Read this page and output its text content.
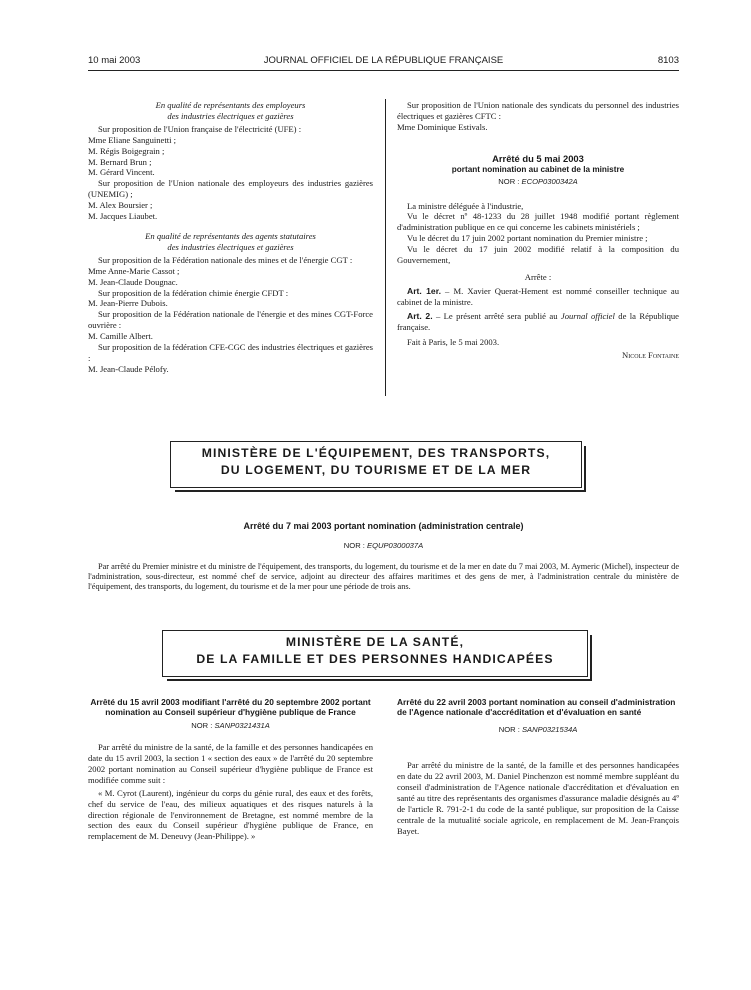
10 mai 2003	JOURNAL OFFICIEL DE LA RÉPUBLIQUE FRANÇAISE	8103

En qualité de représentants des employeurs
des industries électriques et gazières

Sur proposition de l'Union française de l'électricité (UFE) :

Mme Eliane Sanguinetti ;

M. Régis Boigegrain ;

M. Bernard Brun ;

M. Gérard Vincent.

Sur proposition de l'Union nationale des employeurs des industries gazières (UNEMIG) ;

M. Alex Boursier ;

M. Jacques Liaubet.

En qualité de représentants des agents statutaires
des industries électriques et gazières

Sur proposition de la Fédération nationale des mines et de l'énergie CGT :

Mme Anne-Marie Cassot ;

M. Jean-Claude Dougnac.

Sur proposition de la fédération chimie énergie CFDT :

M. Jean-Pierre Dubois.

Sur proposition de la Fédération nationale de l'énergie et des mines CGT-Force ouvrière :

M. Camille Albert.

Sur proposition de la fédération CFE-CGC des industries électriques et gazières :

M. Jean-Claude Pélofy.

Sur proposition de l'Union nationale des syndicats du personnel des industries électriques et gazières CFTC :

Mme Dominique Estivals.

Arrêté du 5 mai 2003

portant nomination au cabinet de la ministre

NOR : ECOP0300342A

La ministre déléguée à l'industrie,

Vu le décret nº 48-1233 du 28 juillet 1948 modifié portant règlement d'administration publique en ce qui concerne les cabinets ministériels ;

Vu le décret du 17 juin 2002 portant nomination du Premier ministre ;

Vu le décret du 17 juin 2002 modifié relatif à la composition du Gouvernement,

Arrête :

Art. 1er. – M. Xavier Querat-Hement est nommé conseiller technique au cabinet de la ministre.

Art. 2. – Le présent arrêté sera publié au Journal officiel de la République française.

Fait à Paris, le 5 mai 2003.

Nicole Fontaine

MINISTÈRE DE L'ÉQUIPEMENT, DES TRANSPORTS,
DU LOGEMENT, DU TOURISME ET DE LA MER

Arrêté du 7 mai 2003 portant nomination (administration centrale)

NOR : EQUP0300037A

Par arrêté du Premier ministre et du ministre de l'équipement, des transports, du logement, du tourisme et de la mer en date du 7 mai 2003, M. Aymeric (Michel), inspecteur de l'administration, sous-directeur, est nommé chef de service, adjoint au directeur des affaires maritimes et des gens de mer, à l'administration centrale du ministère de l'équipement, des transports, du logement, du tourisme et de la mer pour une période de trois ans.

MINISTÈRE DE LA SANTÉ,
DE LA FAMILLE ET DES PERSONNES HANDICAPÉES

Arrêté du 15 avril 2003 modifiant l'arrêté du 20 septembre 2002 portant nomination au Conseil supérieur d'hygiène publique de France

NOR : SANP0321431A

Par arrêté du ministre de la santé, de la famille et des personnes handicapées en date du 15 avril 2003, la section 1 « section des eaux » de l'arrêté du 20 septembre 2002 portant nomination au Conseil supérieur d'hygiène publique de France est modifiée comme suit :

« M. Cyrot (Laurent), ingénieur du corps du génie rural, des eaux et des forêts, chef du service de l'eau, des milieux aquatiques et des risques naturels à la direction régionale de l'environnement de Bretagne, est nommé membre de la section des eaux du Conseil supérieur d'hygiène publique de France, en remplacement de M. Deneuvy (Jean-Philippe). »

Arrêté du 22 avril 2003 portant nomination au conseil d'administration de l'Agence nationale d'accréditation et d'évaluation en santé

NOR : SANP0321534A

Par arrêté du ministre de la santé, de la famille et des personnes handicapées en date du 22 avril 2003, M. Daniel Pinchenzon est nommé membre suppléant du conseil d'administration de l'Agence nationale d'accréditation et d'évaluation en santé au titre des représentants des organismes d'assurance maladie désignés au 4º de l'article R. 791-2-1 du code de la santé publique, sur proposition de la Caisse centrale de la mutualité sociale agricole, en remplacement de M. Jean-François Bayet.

· · · · ·

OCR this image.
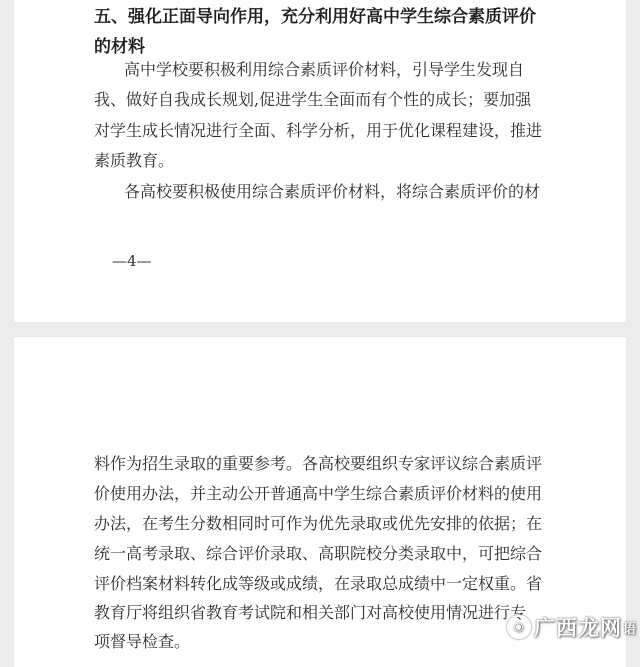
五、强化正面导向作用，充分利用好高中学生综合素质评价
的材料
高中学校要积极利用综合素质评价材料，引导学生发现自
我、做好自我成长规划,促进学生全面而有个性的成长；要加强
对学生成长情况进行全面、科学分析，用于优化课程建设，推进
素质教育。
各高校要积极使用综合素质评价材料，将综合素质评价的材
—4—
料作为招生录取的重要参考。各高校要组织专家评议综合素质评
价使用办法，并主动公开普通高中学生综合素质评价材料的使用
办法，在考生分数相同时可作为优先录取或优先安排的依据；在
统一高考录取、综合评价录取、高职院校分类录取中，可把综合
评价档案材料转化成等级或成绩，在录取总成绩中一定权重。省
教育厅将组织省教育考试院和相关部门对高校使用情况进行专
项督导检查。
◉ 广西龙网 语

· · · · ·

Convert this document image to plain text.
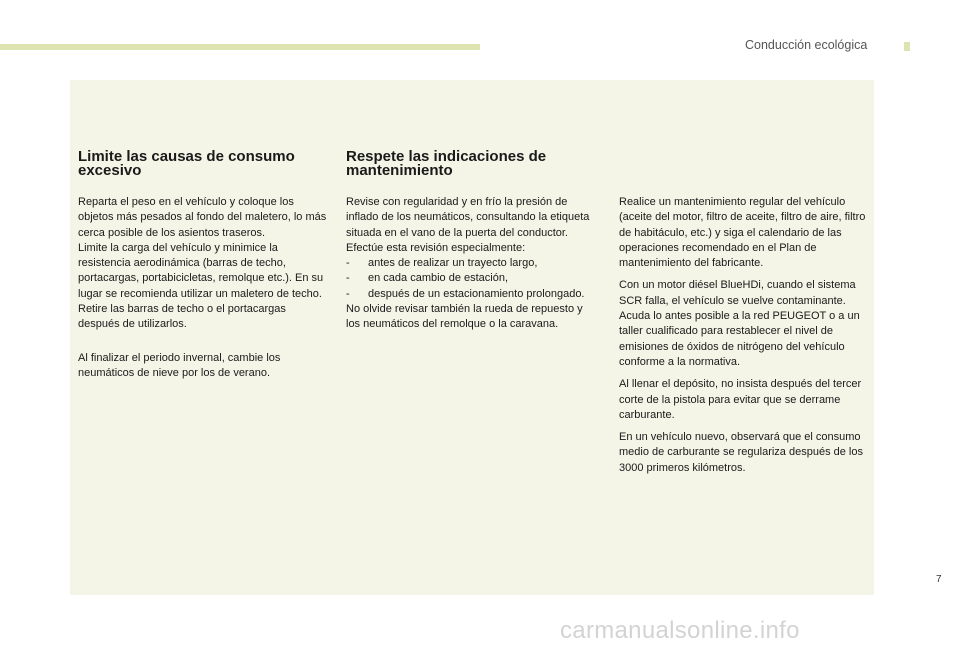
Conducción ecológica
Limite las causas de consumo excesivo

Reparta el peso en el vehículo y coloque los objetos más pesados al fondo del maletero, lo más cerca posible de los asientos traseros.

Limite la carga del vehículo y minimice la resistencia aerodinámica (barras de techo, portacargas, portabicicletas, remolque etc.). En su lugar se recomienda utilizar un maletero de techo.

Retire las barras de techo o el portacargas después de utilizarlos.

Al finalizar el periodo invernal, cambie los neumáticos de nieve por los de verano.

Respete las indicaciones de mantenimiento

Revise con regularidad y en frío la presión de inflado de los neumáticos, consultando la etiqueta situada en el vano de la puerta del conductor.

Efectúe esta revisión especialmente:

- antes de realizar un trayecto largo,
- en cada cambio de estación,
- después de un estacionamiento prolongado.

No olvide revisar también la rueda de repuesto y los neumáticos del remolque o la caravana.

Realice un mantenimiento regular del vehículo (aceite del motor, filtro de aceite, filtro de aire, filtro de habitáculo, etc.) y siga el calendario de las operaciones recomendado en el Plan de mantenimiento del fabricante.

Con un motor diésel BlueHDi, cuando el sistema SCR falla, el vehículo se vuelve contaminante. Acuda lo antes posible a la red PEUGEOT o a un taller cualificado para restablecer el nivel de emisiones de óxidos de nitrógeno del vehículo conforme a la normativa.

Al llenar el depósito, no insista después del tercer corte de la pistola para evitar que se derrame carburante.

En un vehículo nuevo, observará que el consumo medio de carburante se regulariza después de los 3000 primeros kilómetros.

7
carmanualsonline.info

· · · · ·

Of the lines above, how many include the word "Union"? Reply with the number alone.

■ **Written answer**
3